** Begin RECORDS SUPPLIED **

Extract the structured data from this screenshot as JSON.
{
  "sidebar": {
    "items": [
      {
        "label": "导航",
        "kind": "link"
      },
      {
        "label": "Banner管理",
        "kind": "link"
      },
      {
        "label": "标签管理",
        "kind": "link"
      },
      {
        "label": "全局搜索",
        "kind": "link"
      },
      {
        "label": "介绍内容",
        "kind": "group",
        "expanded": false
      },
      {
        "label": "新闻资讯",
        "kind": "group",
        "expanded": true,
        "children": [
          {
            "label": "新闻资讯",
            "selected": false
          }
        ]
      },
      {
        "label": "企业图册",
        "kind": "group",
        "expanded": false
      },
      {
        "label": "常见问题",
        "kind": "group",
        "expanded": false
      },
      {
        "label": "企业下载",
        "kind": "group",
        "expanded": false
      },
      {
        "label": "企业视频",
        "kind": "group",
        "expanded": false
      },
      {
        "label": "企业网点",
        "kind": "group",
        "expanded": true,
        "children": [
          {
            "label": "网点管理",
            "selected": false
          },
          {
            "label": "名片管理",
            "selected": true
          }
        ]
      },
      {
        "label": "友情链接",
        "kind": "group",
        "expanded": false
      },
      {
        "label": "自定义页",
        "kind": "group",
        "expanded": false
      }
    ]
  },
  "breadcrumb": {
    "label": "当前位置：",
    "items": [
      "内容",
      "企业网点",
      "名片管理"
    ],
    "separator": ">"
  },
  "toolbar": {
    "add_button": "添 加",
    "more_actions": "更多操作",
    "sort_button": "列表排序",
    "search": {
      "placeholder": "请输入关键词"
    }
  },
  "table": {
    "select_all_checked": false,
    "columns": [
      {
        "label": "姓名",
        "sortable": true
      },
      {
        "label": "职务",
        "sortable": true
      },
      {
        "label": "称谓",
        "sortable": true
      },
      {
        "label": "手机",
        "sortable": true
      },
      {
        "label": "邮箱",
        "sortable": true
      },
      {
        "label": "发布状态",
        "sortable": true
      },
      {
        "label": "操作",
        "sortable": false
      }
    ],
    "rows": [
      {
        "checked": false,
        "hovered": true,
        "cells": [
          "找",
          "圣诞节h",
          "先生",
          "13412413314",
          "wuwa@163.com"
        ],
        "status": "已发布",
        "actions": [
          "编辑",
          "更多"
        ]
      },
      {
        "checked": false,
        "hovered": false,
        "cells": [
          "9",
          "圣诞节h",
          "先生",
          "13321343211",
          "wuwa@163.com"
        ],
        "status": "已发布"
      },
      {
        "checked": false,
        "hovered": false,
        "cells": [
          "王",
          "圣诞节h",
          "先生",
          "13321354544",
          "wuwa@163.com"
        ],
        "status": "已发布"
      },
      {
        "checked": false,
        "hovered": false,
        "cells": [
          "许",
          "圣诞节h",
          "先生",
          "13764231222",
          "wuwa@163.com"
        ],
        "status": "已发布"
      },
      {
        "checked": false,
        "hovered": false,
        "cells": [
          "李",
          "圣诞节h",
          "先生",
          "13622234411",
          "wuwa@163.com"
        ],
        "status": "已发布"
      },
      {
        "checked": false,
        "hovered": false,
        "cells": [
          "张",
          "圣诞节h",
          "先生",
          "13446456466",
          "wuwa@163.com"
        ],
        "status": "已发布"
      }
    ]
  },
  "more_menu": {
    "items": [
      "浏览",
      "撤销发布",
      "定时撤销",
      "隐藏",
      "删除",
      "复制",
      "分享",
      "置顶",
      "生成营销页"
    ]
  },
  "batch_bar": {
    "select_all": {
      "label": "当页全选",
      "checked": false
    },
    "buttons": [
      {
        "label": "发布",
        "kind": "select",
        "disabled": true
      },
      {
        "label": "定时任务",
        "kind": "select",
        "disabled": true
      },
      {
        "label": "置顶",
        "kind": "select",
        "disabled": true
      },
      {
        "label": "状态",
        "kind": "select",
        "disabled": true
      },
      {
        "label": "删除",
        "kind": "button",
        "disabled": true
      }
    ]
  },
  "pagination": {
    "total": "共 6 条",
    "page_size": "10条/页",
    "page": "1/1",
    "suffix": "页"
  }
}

** End RECORDS SUPPLIED **

* [WHAT YOU NEED TO DO]
Your task is to give the records above again, exactly.

* [WRITTEN ANSWER]
Extract the structured data from this screenshot as JSON.
{
  "sidebar": {
    "items": [
      {
        "label": "导航",
        "kind": "link"
      },
      {
        "label": "Banner管理",
        "kind": "link"
      },
      {
        "label": "标签管理",
        "kind": "link"
      },
      {
        "label": "全局搜索",
        "kind": "link"
      },
      {
        "label": "介绍内容",
        "kind": "group",
        "expanded": false
      },
      {
        "label": "新闻资讯",
        "kind": "group",
        "expanded": true,
        "children": [
          {
            "label": "新闻资讯",
            "selected": false
          }
        ]
      },
      {
        "label": "企业图册",
        "kind": "group",
        "expanded": false
      },
      {
        "label": "常见问题",
        "kind": "group",
        "expanded": false
      },
      {
        "label": "企业下载",
        "kind": "group",
        "expanded": false
      },
      {
        "label": "企业视频",
        "kind": "group",
        "expanded": false
      },
      {
        "label": "企业网点",
        "kind": "group",
        "expanded": true,
        "children": [
          {
            "label": "网点管理",
            "selected": false
          },
          {
            "label": "名片管理",
            "selected": true
          }
        ]
      },
      {
        "label": "友情链接",
        "kind": "group",
        "expanded": false
      },
      {
        "label": "自定义页",
        "kind": "group",
        "expanded": false
      }
    ]
  },
  "breadcrumb": {
    "label": "当前位置：",
    "items": [
      "内容",
      "企业网点",
      "名片管理"
    ],
    "separator": ">"
  },
  "toolbar": {
    "add_button": "添 加",
    "more_actions": "更多操作",
    "sort_button": "列表排序",
    "search": {
      "placeholder": "请输入关键词"
    }
  },
  "table": {
    "select_all_checked": false,
    "columns": [
      {
        "label": "姓名",
        "sortable": true
      },
      {
        "label": "职务",
        "sortable": true
      },
      {
        "label": "称谓",
        "sortable": true
      },
      {
        "label": "手机",
        "sortable": true
      },
      {
        "label": "邮箱",
        "sortable": true
      },
      {
        "label": "发布状态",
        "sortable": true
      },
      {
        "label": "操作",
        "sortable": false
      }
    ],
    "rows": [
      {
        "checked": false,
        "hovered": true,
        "cells": [
          "找",
          "圣诞节h",
          "先生",
          "13412413314",
          "wuwa@163.com"
        ],
        "status": "已发布",
        "actions": [
          "编辑",
          "更多"
        ]
      },
      {
        "checked": false,
        "hovered": false,
        "cells": [
          "9",
          "圣诞节h",
          "先生",
          "13321343211",
          "wuwa@163.com"
        ],
        "status": "已发布"
      },
      {
        "checked": false,
        "hovered": false,
        "cells": [
          "王",
          "圣诞节h",
          "先生",
          "13321354544",
          "wuwa@163.com"
        ],
        "status": "已发布"
      },
      {
        "checked": false,
        "hovered": false,
        "cells": [
          "许",
          "圣诞节h",
          "先生",
          "13764231222",
          "wuwa@163.com"
        ],
        "status": "已发布"
      },
      {
        "checked": false,
        "hovered": false,
        "cells": [
          "李",
          "圣诞节h",
          "先生",
          "13622234411",
          "wuwa@163.com"
        ],
        "status": "已发布"
      },
      {
        "checked": false,
        "hovered": false,
        "cells": [
          "张",
          "圣诞节h",
          "先生",
          "13446456466",
          "wuwa@163.com"
        ],
        "status": "已发布"
      }
    ]
  },
  "more_menu": {
    "items": [
      "浏览",
      "撤销发布",
      "定时撤销",
      "隐藏",
      "删除",
      "复制",
      "分享",
      "置顶",
      "生成营销页"
    ]
  },
  "batch_bar": {
    "select_all": {
      "label": "当页全选",
      "checked": false
    },
    "buttons": [
      {
        "label": "发布",
        "kind": "select",
        "disabled": true
      },
      {
        "label": "定时任务",
        "kind": "select",
        "disabled": true
      },
      {
        "label": "置顶",
        "kind": "select",
        "disabled": true
      },
      {
        "label": "状态",
        "kind": "select",
        "disabled": true
      },
      {
        "label": "删除",
        "kind": "button",
        "disabled": true
      }
    ]
  },
  "pagination": {
    "total": "共 6 条",
    "page_size": "10条/页",
    "page": "1/1",
    "suffix": "页"
  }
}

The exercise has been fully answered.